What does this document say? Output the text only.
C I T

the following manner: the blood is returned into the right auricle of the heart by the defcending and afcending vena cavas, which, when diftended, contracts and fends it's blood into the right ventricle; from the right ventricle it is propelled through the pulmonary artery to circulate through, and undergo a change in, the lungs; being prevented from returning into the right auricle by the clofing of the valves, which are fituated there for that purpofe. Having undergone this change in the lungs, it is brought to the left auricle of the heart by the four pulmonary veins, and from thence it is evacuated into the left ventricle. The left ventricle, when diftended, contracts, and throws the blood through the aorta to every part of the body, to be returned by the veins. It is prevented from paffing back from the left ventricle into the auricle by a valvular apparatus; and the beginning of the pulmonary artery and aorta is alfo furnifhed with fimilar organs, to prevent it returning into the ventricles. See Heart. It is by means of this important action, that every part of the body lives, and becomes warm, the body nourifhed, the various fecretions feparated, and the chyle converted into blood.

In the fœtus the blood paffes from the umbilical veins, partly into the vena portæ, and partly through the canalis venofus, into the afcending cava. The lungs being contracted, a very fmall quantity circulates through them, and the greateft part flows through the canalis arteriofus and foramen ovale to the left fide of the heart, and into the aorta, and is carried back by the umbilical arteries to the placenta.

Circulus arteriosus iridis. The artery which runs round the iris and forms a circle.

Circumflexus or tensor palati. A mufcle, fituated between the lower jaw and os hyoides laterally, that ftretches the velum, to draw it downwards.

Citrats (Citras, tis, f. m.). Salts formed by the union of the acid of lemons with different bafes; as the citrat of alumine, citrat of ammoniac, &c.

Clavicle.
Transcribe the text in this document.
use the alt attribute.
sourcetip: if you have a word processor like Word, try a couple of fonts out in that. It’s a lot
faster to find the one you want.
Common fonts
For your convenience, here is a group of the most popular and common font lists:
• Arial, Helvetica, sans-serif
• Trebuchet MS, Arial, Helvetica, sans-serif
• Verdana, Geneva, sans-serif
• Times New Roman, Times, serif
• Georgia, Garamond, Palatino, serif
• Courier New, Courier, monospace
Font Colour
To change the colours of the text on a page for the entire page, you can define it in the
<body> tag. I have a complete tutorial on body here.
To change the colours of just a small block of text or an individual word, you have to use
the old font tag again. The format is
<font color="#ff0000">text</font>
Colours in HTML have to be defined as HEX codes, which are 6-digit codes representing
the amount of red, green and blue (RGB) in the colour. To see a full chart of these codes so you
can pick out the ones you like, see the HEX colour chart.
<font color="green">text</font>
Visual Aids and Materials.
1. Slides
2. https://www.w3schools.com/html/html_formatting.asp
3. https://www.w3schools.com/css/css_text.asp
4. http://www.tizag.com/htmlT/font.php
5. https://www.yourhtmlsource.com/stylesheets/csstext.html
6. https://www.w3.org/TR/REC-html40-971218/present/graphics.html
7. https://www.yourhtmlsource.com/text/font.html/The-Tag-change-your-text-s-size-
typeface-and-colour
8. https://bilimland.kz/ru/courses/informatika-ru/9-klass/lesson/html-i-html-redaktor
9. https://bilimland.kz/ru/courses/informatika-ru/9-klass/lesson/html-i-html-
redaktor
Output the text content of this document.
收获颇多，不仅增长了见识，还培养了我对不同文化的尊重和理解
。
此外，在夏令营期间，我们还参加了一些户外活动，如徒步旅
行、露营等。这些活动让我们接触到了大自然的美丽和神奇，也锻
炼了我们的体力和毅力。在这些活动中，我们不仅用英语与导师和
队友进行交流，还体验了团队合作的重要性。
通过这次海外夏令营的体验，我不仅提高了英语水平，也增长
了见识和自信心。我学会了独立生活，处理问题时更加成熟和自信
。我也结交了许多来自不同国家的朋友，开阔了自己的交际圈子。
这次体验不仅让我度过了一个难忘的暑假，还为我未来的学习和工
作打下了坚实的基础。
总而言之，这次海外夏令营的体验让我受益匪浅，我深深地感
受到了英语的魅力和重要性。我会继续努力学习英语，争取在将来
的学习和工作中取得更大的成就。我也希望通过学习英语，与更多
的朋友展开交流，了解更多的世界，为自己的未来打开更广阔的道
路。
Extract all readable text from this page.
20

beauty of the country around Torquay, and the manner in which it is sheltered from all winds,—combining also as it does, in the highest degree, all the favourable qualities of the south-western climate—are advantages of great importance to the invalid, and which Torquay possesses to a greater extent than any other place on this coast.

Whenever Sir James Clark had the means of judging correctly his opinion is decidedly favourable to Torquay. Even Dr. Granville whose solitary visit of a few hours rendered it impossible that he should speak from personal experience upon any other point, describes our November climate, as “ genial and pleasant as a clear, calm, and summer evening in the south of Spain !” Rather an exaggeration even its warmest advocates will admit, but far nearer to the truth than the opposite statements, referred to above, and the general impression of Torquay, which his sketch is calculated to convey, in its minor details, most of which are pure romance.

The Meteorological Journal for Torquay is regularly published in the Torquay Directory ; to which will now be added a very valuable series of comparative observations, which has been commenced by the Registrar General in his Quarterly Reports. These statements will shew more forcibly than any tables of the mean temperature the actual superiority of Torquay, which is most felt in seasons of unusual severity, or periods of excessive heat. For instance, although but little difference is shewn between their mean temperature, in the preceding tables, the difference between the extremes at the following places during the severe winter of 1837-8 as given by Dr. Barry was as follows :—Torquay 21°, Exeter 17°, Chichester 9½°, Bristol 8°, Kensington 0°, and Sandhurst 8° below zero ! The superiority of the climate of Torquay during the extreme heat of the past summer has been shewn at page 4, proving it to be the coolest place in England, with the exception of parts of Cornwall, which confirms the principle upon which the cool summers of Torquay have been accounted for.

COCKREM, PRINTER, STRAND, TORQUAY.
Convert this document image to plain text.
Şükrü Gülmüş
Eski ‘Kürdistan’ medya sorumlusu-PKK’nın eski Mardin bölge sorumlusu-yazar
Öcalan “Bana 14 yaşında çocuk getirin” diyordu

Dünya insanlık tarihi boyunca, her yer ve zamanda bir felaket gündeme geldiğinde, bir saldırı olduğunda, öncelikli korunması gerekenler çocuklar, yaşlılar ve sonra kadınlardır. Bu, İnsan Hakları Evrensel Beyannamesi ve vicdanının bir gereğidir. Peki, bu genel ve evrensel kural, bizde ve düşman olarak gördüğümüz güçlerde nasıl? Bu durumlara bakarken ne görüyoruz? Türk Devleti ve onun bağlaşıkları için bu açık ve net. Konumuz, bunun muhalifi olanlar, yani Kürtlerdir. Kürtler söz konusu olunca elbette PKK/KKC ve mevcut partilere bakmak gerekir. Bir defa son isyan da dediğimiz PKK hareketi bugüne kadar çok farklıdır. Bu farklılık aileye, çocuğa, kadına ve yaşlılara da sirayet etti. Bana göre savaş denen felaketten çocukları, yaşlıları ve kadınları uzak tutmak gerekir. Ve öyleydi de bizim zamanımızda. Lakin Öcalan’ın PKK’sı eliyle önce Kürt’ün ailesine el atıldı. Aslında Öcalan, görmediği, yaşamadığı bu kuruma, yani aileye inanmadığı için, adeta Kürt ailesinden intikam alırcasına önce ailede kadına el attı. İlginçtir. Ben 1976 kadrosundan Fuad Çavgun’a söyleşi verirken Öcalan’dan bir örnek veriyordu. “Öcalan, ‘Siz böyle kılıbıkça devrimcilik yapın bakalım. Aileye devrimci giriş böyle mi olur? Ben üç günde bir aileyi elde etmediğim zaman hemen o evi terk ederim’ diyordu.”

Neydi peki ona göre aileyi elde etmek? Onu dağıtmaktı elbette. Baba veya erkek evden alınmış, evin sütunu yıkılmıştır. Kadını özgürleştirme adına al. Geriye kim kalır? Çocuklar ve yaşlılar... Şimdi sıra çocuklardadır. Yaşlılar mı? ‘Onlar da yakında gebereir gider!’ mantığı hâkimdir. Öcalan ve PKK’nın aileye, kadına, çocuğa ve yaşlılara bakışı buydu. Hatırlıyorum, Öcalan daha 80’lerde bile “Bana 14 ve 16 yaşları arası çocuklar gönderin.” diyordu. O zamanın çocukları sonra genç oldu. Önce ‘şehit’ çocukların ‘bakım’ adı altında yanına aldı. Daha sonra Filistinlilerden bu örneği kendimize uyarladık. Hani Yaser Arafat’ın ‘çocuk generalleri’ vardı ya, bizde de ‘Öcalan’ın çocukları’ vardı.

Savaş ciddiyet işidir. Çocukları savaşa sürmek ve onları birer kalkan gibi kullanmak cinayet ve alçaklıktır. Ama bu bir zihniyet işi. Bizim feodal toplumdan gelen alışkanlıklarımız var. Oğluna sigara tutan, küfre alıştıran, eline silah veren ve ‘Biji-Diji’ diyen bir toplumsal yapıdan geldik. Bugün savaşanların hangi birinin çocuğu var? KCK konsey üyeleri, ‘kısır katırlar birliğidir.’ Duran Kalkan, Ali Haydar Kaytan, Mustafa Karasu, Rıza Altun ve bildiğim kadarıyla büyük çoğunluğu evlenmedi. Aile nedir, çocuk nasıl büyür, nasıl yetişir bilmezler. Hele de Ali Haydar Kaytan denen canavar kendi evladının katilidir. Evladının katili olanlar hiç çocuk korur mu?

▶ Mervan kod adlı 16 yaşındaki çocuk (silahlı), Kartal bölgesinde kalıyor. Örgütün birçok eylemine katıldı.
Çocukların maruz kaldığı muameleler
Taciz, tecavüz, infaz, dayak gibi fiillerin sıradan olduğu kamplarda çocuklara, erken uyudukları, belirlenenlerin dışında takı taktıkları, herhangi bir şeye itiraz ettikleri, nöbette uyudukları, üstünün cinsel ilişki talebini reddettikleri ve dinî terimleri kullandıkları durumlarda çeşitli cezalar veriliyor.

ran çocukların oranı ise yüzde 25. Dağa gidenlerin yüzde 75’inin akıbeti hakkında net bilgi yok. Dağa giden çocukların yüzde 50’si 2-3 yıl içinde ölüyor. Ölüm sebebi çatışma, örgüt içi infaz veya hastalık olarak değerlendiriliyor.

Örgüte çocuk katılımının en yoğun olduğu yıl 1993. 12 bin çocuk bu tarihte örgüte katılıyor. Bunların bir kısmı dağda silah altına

**Problem statement:**
Look over the material above and show each line where "klass" appears.

**Answer to the exercise:**
8. https://bilimland.kz/ru/courses/informatika-ru/9-klass/lesson/html-i-html-redaktor
9. https://bilimland.kz/ru/courses/informatika-ru/9-klass/lesson/html-i-html-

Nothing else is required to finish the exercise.